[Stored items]
● ● ●

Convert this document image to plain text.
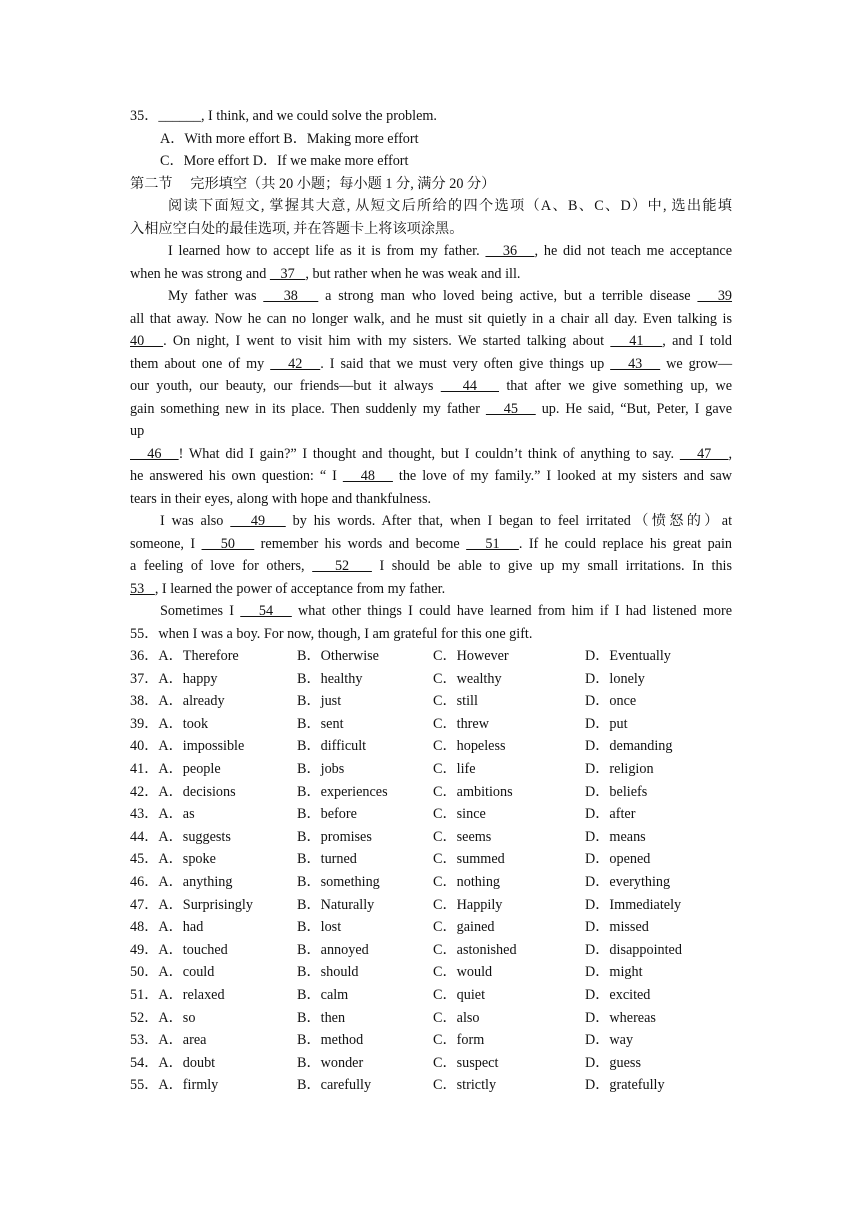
35．______, I think, and we could solve the problem.
A．With more effort B．Making more effort
C．More effort D．If we make more effort
第二节　 完形填空（共 20 小题；每小题 1 分, 满分 20 分）
阅读下面短文, 掌握其大意, 从短文后所给的四个选项（A、B、C、D）中, 选出能填
入相应空白处的最佳选项, 并在答题卡上将该项涂黑。
I learned how to accept life as it is from my father.    36   , he did not teach me acceptance
when he was strong and    37   , but rather when he was weak and ill.
My father was    38    a strong man who loved being active, but a terrible disease    39
all that away. Now he can no longer walk, and he must sit quietly in a chair all day. Even talking is
40   . On night, I went to visit him with my sisters. We started talking about    41   , and I told
them about one of my    42   . I said that we must very often give things up    43    we grow—
our youth, our beauty, our friends—but it always    44    that after we give something up, we
gain something new in its place. Then suddenly my father    45    up. He said, “But, Peter, I gave
up
46   ! What did I gain?” I thought and thought, but I couldn’t think of anything to say.    47   ,
he answered his own question: “ I    48    the love of my family.” I looked at my sisters and saw
tears in their eyes, along with hope and thankfulness.
I was also    49    by his words. After that, when I began to feel irritated（愤怒的）at
someone, I    50    remember his words and become    51   . If he could replace his great pain
a feeling of love for others,    52    I should be able to give up my small irritations. In this
53   , I learned the power of acceptance from my father.
Sometimes I    54    what other things I could have learned from him if I had listened more
55．when I was a boy. For now, though, I am grateful for this one gift.
36．A．Therefore	B．Otherwise	C．However	D．Eventually
37．A．happy	B．healthy	C．wealthy	D．lonely
38．A．already	B．just	C．still	D．once
39．A．took	B．sent	C．threw	D．put
40．A．impossible	B．difficult	C．hopeless	D．demanding
41．A．people	B．jobs	C．life	D．religion
42．A．decisions	B．experiences	C．ambitions	D．beliefs
43．A．as	B．before	C．since	D．after
44．A．suggests	B．promises	C．seems	D．means
45．A．spoke	B．turned	C．summed	D．opened
46．A．anything	B．something	C．nothing	D．everything
47．A．Surprisingly	B．Naturally	C．Happily	D．Immediately
48．A．had	B．lost	C．gained	D．missed
49．A．touched	B．annoyed	C．astonished	D．disappointed
50．A．could	B．should	C．would	D．might
51．A．relaxed	B．calm	C．quiet	D．excited
52．A．so	B．then	C．also	D．whereas
53．A．area	B．method	C．form	D．way
54．A．doubt	B．wonder	C．suspect	D．guess
55．A．firmly	B．carefully	C．strictly	D．gratefully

● ● ●

• Goal of the exercise
Look through the material above. Copy each line where the word "words" appears.

• Task output
I was also    49    by his words. After that, when I began to feel irritated（愤怒的）at
someone, I    50    remember his words and become    51   . If he could replace his great pain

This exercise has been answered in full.